• _TASK GOAL_: What number of lines in the material contain the word "Crecimiento"? Give that number alone.

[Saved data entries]

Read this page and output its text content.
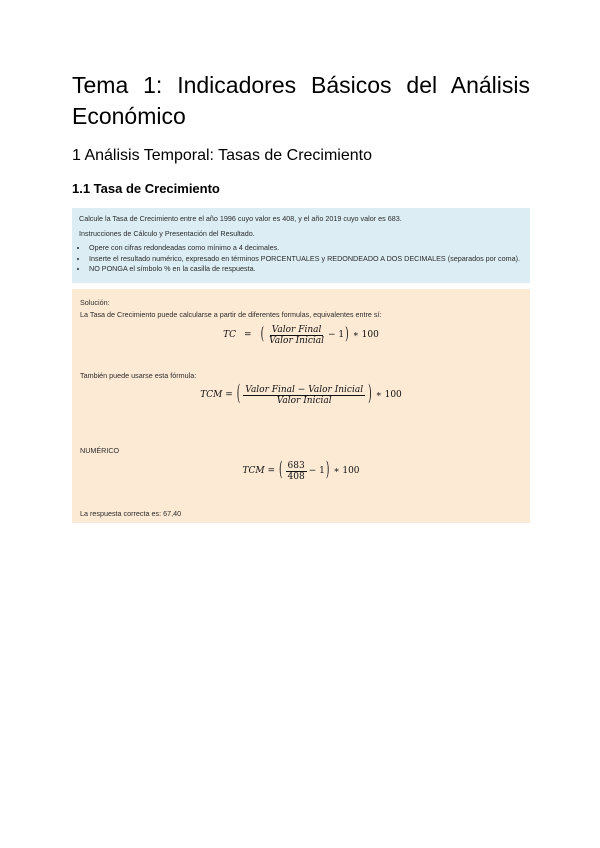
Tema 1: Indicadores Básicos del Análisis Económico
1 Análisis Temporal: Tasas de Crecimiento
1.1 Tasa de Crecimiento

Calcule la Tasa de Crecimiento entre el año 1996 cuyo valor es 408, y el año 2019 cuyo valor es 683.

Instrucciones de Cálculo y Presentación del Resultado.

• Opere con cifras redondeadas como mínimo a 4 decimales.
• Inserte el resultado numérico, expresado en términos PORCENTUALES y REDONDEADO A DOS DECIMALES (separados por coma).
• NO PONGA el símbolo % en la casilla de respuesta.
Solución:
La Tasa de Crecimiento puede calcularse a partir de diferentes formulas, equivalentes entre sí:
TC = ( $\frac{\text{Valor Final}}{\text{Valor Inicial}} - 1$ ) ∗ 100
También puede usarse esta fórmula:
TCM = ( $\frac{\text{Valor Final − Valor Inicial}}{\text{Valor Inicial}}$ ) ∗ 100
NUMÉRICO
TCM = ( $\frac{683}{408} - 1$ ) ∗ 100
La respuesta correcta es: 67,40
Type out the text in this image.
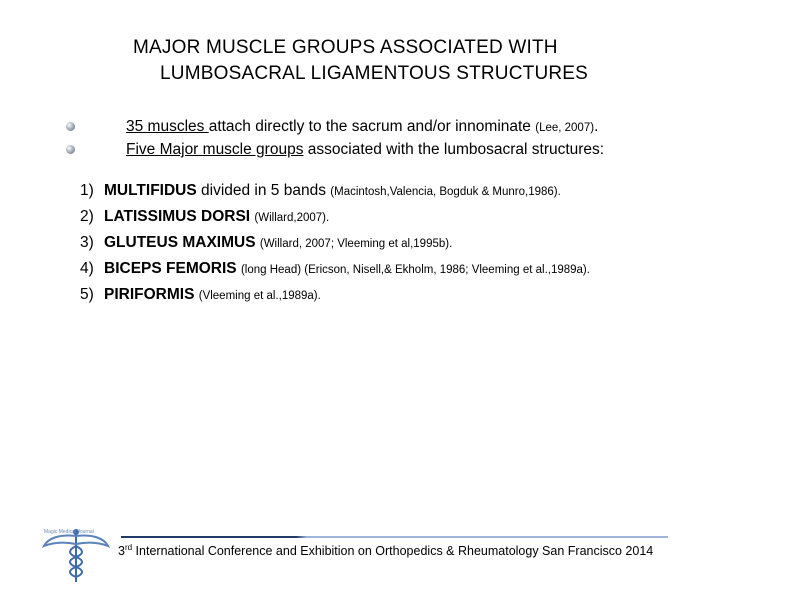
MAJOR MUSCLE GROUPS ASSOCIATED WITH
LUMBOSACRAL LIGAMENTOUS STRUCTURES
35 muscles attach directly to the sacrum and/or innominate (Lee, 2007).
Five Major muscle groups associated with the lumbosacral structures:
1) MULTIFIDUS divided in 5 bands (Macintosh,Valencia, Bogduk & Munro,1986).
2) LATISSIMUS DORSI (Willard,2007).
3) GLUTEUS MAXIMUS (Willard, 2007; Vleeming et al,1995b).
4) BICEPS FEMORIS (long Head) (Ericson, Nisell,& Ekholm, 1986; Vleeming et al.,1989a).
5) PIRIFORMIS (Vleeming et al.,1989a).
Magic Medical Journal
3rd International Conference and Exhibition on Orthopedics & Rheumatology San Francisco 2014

---

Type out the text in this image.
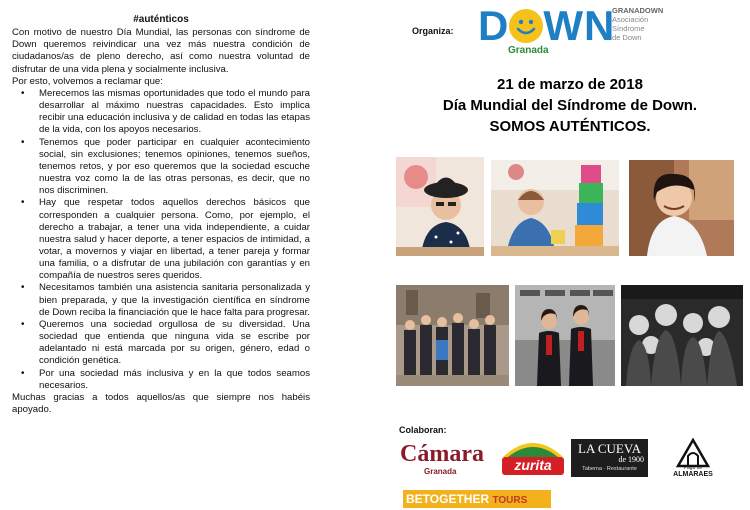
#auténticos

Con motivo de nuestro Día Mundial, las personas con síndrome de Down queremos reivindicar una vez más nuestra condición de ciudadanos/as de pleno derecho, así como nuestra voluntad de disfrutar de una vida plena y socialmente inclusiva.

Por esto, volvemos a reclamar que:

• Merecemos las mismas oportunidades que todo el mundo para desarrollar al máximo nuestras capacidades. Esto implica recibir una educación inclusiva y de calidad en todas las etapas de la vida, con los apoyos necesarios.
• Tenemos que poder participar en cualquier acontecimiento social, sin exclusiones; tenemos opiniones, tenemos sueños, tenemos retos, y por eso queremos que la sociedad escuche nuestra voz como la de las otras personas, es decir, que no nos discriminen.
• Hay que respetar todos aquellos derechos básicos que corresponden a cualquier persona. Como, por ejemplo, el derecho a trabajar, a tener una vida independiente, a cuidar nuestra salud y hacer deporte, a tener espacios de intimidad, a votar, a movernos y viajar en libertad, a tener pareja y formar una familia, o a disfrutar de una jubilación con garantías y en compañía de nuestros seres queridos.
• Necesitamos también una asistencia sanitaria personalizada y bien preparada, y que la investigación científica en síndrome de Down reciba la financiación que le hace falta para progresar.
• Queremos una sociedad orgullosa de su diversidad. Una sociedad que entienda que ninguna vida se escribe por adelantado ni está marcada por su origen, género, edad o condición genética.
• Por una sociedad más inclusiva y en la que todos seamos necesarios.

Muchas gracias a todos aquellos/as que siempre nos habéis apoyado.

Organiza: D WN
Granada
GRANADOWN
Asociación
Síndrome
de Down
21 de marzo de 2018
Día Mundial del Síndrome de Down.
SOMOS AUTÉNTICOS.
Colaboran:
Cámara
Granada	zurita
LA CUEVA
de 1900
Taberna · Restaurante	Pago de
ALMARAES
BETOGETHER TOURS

• _SOLUTION BELOW_: 4